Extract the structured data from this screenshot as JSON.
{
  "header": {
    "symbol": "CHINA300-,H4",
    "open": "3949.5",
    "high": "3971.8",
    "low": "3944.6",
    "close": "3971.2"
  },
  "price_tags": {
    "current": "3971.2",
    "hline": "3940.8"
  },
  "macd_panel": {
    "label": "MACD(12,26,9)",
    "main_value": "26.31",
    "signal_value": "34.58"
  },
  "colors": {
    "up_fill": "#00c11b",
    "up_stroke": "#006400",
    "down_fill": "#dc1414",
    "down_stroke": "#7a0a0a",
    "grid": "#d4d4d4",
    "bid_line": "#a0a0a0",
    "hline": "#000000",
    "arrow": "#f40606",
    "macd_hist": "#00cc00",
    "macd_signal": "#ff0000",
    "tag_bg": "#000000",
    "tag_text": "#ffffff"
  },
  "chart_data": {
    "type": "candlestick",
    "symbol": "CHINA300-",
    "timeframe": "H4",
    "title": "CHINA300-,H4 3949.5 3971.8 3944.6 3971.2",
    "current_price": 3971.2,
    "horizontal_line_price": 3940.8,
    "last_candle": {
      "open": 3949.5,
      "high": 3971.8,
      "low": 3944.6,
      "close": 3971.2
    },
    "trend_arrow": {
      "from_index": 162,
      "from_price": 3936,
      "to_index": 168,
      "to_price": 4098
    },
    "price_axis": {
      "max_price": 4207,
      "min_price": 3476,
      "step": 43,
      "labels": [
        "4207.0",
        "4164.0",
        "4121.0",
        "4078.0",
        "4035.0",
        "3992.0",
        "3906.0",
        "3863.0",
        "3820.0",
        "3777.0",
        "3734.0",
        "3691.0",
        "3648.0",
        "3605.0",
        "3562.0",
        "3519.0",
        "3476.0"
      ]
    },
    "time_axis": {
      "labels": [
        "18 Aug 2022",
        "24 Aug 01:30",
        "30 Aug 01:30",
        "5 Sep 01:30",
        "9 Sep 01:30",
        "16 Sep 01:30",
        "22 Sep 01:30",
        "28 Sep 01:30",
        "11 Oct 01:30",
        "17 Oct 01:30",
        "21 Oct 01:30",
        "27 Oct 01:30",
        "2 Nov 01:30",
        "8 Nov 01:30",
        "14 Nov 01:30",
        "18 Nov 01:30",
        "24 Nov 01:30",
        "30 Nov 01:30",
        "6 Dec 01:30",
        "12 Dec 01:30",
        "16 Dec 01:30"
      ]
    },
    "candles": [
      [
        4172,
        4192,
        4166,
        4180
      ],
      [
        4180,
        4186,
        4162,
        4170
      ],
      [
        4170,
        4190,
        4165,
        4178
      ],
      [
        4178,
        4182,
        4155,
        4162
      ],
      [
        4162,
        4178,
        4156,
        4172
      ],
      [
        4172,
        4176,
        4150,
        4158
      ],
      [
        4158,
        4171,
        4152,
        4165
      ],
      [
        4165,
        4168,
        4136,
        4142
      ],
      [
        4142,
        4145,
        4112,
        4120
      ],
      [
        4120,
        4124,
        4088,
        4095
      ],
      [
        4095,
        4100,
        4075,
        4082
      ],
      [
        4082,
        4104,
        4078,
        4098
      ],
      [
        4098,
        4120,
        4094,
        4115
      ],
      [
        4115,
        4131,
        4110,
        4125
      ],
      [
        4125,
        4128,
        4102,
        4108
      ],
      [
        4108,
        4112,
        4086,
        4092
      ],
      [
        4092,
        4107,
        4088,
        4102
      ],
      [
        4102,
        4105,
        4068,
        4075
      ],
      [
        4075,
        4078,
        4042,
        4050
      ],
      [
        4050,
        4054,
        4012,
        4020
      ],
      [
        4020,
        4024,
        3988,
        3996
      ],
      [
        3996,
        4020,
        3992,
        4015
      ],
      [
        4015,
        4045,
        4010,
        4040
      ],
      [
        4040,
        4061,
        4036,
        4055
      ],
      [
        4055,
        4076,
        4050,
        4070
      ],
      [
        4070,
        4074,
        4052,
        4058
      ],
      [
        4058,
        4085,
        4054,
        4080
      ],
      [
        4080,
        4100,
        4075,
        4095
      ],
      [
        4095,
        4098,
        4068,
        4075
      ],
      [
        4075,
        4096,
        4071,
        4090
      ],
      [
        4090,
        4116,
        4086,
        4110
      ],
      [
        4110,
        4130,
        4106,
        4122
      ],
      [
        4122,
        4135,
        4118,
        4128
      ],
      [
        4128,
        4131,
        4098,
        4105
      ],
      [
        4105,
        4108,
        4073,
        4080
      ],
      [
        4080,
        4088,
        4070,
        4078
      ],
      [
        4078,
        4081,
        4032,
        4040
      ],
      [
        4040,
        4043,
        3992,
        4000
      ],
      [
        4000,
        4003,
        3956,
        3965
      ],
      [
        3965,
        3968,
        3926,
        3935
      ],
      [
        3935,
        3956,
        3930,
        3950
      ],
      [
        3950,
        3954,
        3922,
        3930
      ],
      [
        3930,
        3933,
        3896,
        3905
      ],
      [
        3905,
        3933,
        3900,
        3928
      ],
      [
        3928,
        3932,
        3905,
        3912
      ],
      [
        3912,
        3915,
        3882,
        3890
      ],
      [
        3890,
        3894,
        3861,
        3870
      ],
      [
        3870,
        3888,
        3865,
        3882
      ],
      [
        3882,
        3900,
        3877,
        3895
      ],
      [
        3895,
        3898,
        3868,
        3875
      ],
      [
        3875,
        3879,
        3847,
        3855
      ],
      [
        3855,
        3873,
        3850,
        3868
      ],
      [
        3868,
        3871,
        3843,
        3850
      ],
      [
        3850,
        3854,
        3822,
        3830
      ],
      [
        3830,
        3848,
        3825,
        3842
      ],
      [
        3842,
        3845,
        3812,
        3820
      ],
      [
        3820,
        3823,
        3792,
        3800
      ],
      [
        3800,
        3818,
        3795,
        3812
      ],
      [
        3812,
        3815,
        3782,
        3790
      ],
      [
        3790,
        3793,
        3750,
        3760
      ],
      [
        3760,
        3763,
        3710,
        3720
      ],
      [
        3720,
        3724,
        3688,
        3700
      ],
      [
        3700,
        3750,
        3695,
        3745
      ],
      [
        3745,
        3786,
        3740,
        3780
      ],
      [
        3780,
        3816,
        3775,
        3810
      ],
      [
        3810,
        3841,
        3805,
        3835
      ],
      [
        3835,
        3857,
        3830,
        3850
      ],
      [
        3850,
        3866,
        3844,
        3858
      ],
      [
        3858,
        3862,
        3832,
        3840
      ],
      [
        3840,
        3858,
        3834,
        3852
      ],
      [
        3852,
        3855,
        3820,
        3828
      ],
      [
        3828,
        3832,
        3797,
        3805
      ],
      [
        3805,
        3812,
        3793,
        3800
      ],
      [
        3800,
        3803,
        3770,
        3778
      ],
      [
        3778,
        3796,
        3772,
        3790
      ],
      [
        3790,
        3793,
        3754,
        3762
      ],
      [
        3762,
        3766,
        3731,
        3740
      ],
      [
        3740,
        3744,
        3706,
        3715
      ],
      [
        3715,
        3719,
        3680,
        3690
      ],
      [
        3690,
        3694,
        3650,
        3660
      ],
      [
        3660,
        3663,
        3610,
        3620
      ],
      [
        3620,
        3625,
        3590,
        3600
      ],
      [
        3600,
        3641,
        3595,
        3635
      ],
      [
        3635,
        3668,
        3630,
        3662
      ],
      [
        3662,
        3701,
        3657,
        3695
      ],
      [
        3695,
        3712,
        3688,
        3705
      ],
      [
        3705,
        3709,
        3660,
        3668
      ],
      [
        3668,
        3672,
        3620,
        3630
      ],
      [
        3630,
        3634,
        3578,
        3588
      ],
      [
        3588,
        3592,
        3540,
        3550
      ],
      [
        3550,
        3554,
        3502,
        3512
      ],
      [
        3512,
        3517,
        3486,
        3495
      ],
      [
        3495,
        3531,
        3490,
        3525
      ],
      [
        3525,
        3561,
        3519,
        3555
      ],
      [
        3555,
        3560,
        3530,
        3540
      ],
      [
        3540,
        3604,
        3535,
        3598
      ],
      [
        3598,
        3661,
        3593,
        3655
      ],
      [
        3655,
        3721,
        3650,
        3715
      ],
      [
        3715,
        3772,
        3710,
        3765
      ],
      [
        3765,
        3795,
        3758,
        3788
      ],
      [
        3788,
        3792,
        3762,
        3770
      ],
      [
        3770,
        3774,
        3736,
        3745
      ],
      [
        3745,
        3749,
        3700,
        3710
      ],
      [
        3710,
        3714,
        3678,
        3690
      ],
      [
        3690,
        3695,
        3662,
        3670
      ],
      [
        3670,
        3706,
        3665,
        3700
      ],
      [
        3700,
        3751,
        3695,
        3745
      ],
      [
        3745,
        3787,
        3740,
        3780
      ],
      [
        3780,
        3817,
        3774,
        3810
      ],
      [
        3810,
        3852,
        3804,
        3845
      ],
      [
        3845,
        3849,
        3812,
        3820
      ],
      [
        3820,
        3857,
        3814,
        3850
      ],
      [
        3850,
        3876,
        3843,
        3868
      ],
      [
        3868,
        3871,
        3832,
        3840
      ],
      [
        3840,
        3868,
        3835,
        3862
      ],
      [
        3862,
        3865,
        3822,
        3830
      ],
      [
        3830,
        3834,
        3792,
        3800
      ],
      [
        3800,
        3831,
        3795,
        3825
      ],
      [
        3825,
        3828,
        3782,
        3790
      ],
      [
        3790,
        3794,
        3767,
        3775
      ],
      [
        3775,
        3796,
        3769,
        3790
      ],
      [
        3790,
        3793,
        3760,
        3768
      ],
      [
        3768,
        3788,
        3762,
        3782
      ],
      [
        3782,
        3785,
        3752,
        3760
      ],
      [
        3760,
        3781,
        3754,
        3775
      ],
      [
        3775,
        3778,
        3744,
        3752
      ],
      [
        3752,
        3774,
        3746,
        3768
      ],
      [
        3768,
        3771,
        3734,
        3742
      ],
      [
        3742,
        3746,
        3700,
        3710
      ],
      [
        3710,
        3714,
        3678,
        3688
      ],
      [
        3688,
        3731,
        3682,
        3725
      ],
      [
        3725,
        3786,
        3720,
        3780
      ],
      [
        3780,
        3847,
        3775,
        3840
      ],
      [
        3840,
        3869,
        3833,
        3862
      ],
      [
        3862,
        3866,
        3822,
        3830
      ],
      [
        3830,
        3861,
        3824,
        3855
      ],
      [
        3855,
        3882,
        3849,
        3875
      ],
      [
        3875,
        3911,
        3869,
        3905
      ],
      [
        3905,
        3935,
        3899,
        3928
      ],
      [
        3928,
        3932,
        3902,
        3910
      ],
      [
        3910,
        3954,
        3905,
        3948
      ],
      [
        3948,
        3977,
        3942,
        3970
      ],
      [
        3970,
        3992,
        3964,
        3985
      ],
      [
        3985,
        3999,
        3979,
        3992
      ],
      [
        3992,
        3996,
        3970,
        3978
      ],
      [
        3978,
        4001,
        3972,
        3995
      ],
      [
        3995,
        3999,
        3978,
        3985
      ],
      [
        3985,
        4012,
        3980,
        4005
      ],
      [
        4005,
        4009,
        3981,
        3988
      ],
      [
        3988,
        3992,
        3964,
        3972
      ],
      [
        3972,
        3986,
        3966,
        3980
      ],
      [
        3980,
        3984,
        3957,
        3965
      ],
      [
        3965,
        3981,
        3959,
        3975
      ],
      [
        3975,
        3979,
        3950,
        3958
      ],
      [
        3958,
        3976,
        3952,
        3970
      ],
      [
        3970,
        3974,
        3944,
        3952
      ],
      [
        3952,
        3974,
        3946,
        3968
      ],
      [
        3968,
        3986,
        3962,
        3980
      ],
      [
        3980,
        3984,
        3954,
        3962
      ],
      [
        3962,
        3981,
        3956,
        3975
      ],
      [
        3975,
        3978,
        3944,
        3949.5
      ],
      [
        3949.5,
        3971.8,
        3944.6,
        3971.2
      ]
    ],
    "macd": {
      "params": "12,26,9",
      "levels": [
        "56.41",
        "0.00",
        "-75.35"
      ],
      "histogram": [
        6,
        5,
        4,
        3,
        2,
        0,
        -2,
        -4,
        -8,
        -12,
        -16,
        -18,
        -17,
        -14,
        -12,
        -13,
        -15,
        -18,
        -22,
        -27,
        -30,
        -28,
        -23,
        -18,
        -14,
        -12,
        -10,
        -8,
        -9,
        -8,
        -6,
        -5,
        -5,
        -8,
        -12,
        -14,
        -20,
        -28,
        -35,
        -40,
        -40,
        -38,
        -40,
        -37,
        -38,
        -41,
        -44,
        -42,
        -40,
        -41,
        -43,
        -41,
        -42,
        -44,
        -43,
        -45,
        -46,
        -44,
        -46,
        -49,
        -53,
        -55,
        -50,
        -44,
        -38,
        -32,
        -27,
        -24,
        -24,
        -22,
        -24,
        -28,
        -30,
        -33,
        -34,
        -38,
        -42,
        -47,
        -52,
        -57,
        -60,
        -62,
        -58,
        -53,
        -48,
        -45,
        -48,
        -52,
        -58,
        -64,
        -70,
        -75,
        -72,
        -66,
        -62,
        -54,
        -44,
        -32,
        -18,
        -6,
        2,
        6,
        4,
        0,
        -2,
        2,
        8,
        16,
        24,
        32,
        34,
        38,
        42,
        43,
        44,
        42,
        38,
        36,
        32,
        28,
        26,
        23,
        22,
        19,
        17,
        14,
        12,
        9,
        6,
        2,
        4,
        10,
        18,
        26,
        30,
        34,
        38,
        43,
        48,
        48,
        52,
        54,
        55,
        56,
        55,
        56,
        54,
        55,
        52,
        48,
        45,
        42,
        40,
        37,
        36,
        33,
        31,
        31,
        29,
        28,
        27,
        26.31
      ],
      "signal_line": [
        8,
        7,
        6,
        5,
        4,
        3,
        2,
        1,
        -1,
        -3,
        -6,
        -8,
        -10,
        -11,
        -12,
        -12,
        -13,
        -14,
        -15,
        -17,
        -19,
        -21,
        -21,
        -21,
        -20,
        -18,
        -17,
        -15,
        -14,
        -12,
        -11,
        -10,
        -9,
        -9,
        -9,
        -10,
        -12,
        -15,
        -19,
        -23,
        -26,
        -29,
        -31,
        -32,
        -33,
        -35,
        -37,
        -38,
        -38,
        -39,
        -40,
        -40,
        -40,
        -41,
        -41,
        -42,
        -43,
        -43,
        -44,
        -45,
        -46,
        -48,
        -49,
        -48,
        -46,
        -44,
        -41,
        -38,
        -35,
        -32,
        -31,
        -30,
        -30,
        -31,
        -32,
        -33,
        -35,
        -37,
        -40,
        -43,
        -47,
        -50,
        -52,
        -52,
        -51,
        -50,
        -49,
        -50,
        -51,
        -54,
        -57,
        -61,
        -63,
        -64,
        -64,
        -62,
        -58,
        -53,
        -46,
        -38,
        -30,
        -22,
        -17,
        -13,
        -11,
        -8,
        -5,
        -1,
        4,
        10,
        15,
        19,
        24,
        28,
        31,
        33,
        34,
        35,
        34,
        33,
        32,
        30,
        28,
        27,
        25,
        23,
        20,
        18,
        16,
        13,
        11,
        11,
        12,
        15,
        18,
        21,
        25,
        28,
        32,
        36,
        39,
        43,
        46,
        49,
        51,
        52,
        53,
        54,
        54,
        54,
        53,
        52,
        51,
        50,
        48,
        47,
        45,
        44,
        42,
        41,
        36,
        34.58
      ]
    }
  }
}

....................

## [PROMPT]
Go through the data above and find the lines with the word "symbol". Copy each of those lines.

## [SOLUTION TO THE EXERCISE]
    "symbol": "CHINA300-,H4",
    "symbol": "CHINA300-",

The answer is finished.